◆ **Some records**
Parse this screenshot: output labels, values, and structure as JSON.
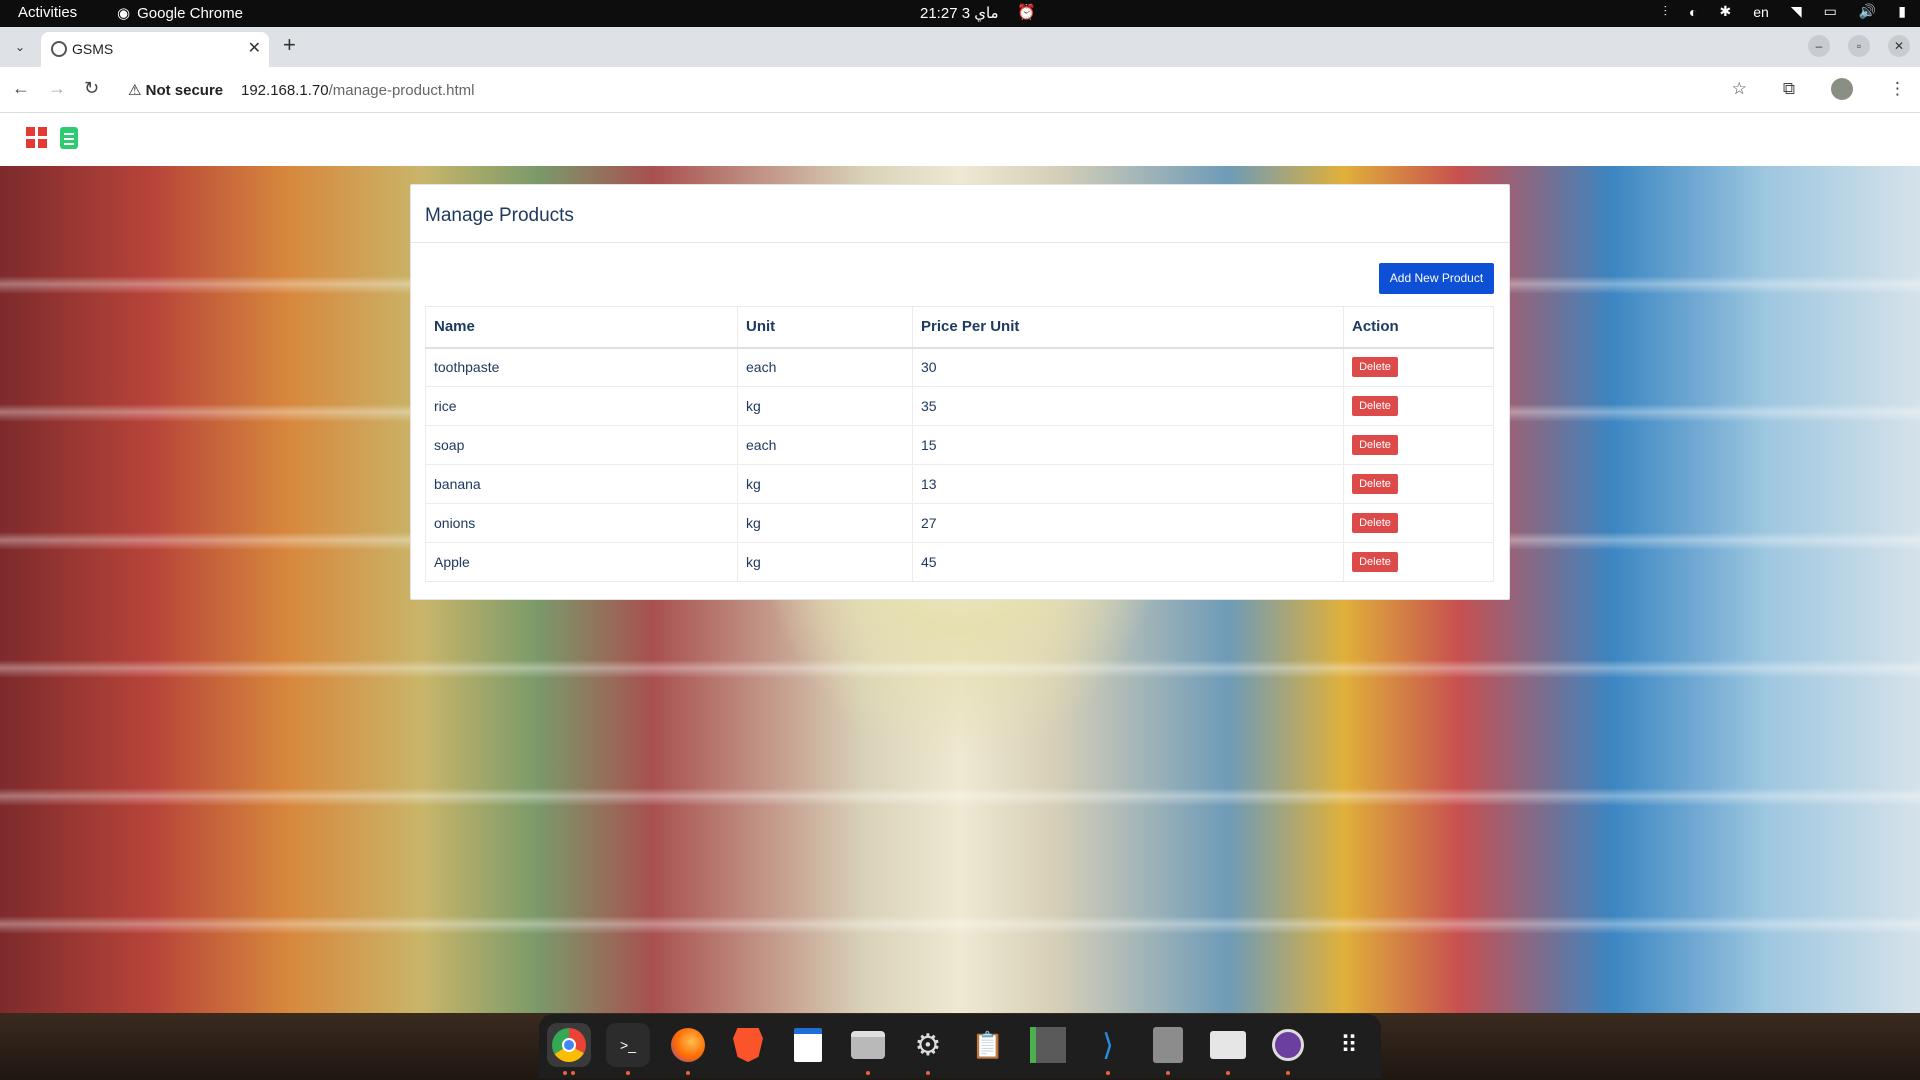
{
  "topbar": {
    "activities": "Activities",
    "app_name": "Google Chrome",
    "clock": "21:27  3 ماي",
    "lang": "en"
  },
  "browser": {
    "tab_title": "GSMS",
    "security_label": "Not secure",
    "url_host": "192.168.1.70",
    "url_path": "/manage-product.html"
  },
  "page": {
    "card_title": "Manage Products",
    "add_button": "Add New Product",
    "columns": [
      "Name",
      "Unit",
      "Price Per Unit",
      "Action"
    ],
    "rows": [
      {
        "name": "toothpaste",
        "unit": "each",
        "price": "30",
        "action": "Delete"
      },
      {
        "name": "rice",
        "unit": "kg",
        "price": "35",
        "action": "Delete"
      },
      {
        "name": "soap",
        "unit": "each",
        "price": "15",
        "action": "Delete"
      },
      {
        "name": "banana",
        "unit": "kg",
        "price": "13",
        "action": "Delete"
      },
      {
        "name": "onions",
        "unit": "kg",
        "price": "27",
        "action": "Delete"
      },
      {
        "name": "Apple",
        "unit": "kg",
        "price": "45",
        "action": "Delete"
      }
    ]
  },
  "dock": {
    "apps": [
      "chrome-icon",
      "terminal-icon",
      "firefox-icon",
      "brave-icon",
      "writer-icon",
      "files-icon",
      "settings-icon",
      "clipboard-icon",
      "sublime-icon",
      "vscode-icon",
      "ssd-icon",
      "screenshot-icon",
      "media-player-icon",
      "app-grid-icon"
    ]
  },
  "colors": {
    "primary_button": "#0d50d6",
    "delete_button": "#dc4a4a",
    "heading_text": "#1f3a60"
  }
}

◆ **What you have to do**
Apart from the pictures, the entries above are to be repeated in full and exactly.

◆ **Full response**
Parse this screenshot: output labels, values, and structure as JSON.
{
  "topbar": {
    "activities": "Activities",
    "app_name": "Google Chrome",
    "clock": "21:27  3 ماي",
    "lang": "en"
  },
  "browser": {
    "tab_title": "GSMS",
    "security_label": "Not secure",
    "url_host": "192.168.1.70",
    "url_path": "/manage-product.html"
  },
  "page": {
    "card_title": "Manage Products",
    "add_button": "Add New Product",
    "columns": [
      "Name",
      "Unit",
      "Price Per Unit",
      "Action"
    ],
    "rows": [
      {
        "name": "toothpaste",
        "unit": "each",
        "price": "30",
        "action": "Delete"
      },
      {
        "name": "rice",
        "unit": "kg",
        "price": "35",
        "action": "Delete"
      },
      {
        "name": "soap",
        "unit": "each",
        "price": "15",
        "action": "Delete"
      },
      {
        "name": "banana",
        "unit": "kg",
        "price": "13",
        "action": "Delete"
      },
      {
        "name": "onions",
        "unit": "kg",
        "price": "27",
        "action": "Delete"
      },
      {
        "name": "Apple",
        "unit": "kg",
        "price": "45",
        "action": "Delete"
      }
    ]
  },
  "dock": {
    "apps": [
      "chrome-icon",
      "terminal-icon",
      "firefox-icon",
      "brave-icon",
      "writer-icon",
      "files-icon",
      "settings-icon",
      "clipboard-icon",
      "sublime-icon",
      "vscode-icon",
      "ssd-icon",
      "screenshot-icon",
      "media-player-icon",
      "app-grid-icon"
    ]
  },
  "colors": {
    "primary_button": "#0d50d6",
    "delete_button": "#dc4a4a",
    "heading_text": "#1f3a60"
  }
}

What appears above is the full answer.